→ **Description of the task**
Reproduce what is written in the records below exactly, and leave out the images.

Stored items
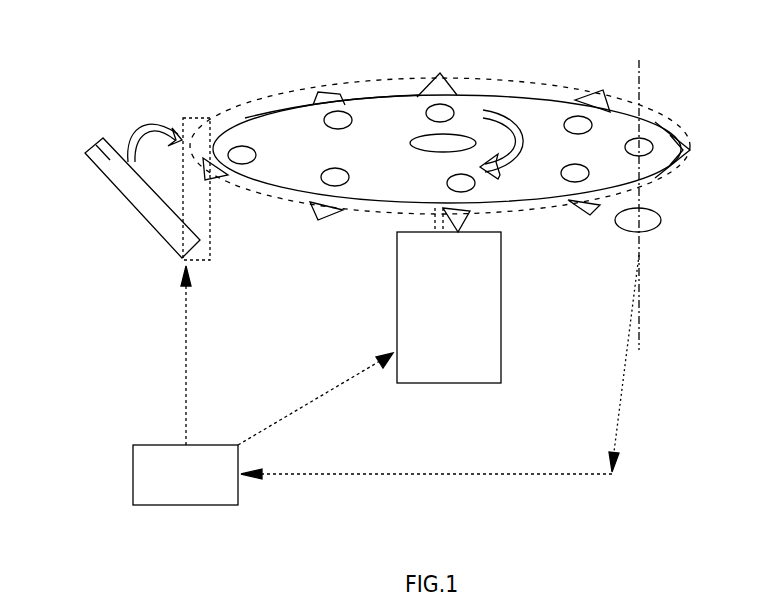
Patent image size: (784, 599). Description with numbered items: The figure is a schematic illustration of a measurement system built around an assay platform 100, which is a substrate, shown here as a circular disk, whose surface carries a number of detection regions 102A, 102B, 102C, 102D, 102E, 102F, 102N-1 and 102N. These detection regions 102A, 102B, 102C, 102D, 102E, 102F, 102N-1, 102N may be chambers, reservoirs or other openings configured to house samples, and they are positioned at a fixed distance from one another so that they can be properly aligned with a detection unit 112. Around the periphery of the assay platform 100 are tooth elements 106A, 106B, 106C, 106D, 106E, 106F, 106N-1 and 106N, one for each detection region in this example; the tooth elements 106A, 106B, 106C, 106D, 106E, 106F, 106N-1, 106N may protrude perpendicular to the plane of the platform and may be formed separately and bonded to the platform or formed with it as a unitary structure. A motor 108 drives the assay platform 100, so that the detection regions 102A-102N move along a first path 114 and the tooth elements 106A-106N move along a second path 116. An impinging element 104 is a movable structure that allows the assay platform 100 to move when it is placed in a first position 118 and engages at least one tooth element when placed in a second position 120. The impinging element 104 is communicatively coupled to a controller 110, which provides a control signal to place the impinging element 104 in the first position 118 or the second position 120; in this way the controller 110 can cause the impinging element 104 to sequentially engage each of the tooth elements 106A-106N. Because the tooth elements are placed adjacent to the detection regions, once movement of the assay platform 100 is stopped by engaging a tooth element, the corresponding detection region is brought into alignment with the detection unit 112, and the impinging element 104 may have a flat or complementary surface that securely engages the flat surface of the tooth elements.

The assay platform 100 is at (543, 132).
The detection region 102A is at (256, 155).
The detection region 102B is at (343, 171).
The detection region 102C is at (450, 178).
The detection region 102D is at (589, 175).
The detection region 102E is at (652, 142).
The detection region 102F is at (578, 134).
The detection region 102N is at (352, 122).
The detection region 102N-1 is at (452, 106).
The impinging element 104 is at (175, 250).
The tooth element 106A is at (205, 172).
The tooth element 106B is at (318, 220).
The tooth element 106C is at (462, 213).
The tooth element 106D is at (590, 214).
The tooth element 106E is at (690, 150).
The tooth element 106F is at (603, 92).
The tooth element 106N is at (327, 96).
The tooth element 106N-1 is at (433, 80).
The motor 108 is at (452, 352).
The controller 110 is at (145, 478).
The detection unit 112 is at (650, 228).
The first path 114 is at (277, 128).
The second path 116 is at (370, 80).
The first position 118 is at (85, 140).
The second position 120 is at (197, 118).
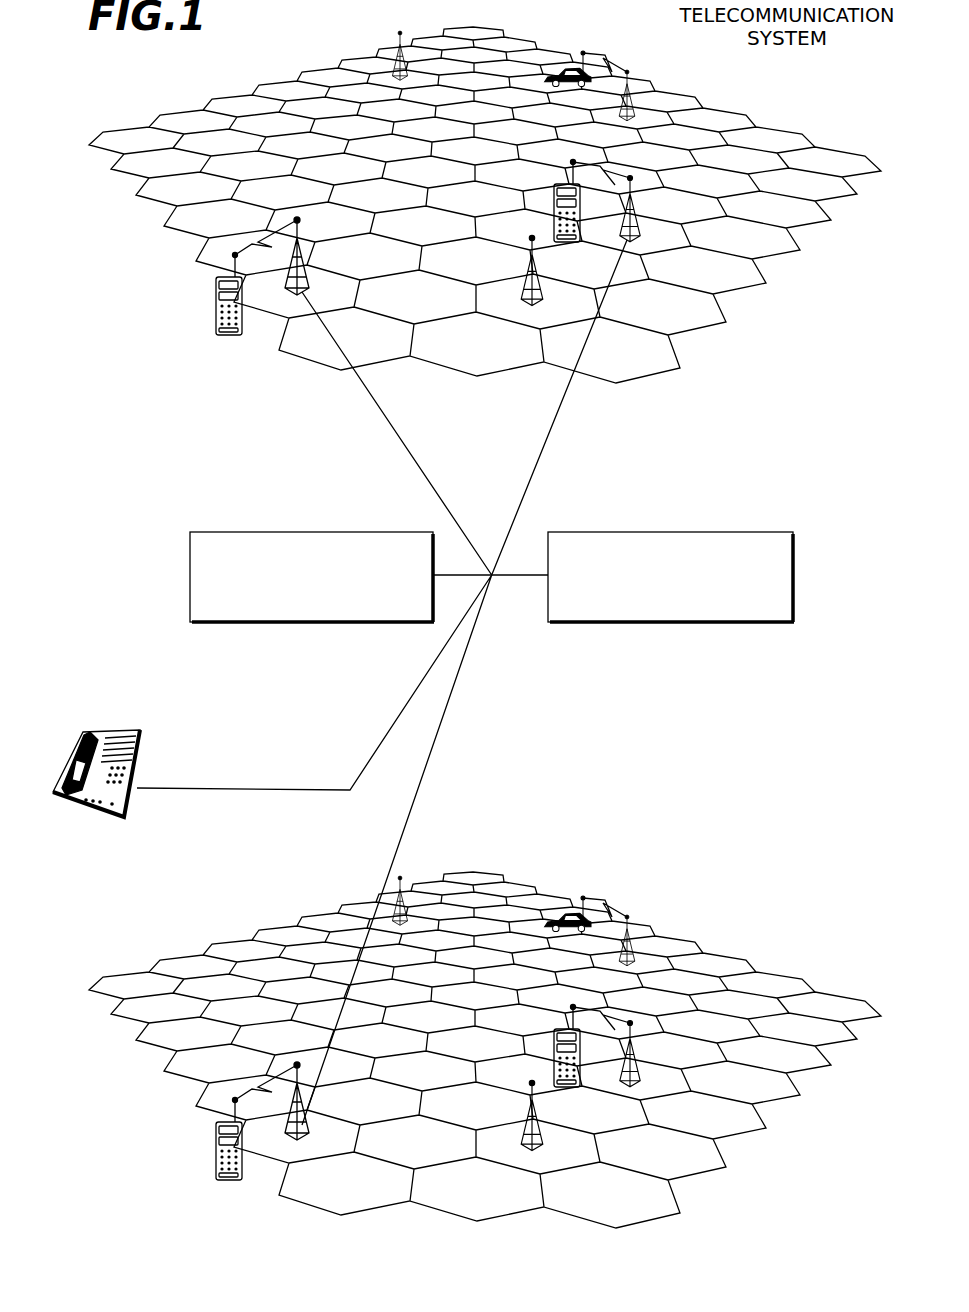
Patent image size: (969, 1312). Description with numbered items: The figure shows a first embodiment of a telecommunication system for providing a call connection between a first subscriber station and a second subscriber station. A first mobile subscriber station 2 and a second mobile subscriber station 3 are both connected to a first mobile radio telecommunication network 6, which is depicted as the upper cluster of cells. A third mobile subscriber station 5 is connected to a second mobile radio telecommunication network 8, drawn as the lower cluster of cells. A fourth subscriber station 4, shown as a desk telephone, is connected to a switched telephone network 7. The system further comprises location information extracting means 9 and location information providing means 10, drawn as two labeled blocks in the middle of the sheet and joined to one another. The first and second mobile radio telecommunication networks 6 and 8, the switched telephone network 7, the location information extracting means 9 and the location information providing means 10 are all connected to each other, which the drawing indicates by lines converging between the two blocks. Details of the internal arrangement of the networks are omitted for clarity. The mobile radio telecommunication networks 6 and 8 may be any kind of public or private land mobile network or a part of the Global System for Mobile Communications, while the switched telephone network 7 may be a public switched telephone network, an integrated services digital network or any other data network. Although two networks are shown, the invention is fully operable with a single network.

The first mobile subscriber station 2 is at (212, 300).
The second mobile subscriber station 3 is at (597, 182).
The fourth subscriber station 4 is at (113, 749).
The third mobile subscriber station 5 is at (212, 1140).
The first mobile radio telecommunication network 6 is at (737, 301).
The switched telephone network 7 is at (82, 733).
The second mobile radio telecommunication network 8 is at (762, 960).
The location information extracting means 9 is at (216, 531).
The location information providing means 10 is at (752, 531).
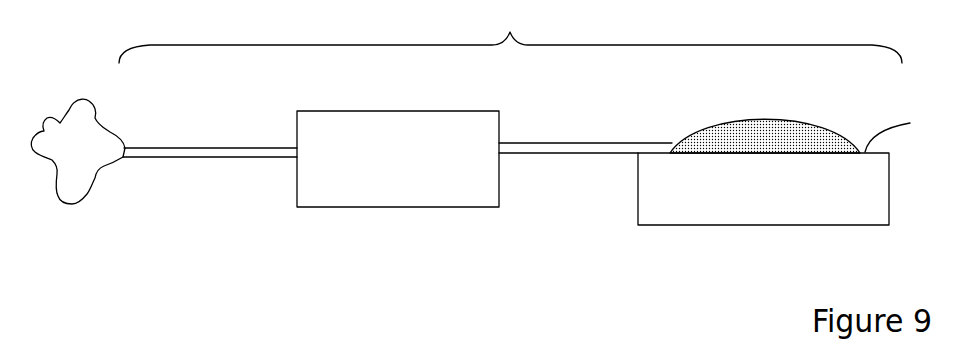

→ **Result for this exercise**
Patent image size: (784, 599). Description with numbered items: The figure is a schematic illustration of a measurement system built around an assay platform 100, which is a substrate, shown here as a circular disk, whose surface carries a number of detection regions 102A, 102B, 102C, 102D, 102E, 102F, 102N-1 and 102N. These detection regions 102A, 102B, 102C, 102D, 102E, 102F, 102N-1, 102N may be chambers, reservoirs or other openings configured to house samples, and they are positioned at a fixed distance from one another so that they can be properly aligned with a detection unit 112. Around the periphery of the assay platform 100 are tooth elements 106A, 106B, 106C, 106D, 106E, 106F, 106N-1 and 106N, one for each detection region in this example; the tooth elements 106A, 106B, 106C, 106D, 106E, 106F, 106N-1, 106N may protrude perpendicular to the plane of the platform and may be formed separately and bonded to the platform or formed with it as a unitary structure. A motor 108 drives the assay platform 100, so that the detection regions 102A-102N move along a first path 114 and the tooth elements 106A-106N move along a second path 116. An impinging element 104 is a movable structure that allows the assay platform 100 to move when it is placed in a first position 118 and engages at least one tooth element when placed in a second position 120. The impinging element 104 is communicatively coupled to a controller 110, which provides a control signal to place the impinging element 104 in the first position 118 or the second position 120; in this way the controller 110 can cause the impinging element 104 to sequentially engage each of the tooth elements 106A-106N. Because the tooth elements are placed adjacent to the detection regions, once movement of the assay platform 100 is stopped by engaging a tooth element, the corresponding detection region is brought into alignment with the detection unit 112, and the impinging element 104 may have a flat or complementary surface that securely engages the flat surface of the tooth elements.

The assay platform 100 is at (543, 132).
The detection region 102A is at (256, 155).
The detection region 102B is at (343, 171).
The detection region 102C is at (450, 178).
The detection region 102D is at (589, 175).
The detection region 102E is at (652, 142).
The detection region 102F is at (578, 134).
The detection region 102N is at (352, 122).
The detection region 102N-1 is at (452, 106).
The impinging element 104 is at (175, 250).
The tooth element 106A is at (205, 172).
The tooth element 106B is at (318, 220).
The tooth element 106C is at (462, 213).
The tooth element 106D is at (590, 214).
The tooth element 106E is at (690, 150).
The tooth element 106F is at (603, 92).
The tooth element 106N is at (327, 96).
The tooth element 106N-1 is at (433, 80).
The motor 108 is at (452, 352).
The controller 110 is at (145, 478).
The detection unit 112 is at (650, 228).
The first path 114 is at (277, 128).
The second path 116 is at (370, 80).
The first position 118 is at (85, 140).
The second position 120 is at (197, 118).
Patent image size: (969, 1312). Description with numbered items: The figure shows a first embodiment of a telecommunication system for providing a call connection between a first subscriber station and a second subscriber station. A first mobile subscriber station 2 and a second mobile subscriber station 3 are both connected to a first mobile radio telecommunication network 6, which is depicted as the upper cluster of cells. A third mobile subscriber station 5 is connected to a second mobile radio telecommunication network 8, drawn as the lower cluster of cells. A fourth subscriber station 4, shown as a desk telephone, is connected to a switched telephone network 7. The system further comprises location information extracting means 9 and location information providing means 10, drawn as two labeled blocks in the middle of the sheet and joined to one another. The first and second mobile radio telecommunication networks 6 and 8, the switched telephone network 7, the location information extracting means 9 and the location information providing means 10 are all connected to each other, which the drawing indicates by lines converging between the two blocks. Details of the internal arrangement of the networks are omitted for clarity. The mobile radio telecommunication networks 6 and 8 may be any kind of public or private land mobile network or a part of the Global System for Mobile Communications, while the switched telephone network 7 may be a public switched telephone network, an integrated services digital network or any other data network. Although two networks are shown, the invention is fully operable with a single network.

The first mobile subscriber station 2 is at (212, 300).
The second mobile subscriber station 3 is at (597, 182).
The fourth subscriber station 4 is at (113, 749).
The third mobile subscriber station 5 is at (212, 1140).
The first mobile radio telecommunication network 6 is at (737, 301).
The switched telephone network 7 is at (82, 733).
The second mobile radio telecommunication network 8 is at (762, 960).
The location information extracting means 9 is at (216, 531).
The location information providing means 10 is at (752, 531).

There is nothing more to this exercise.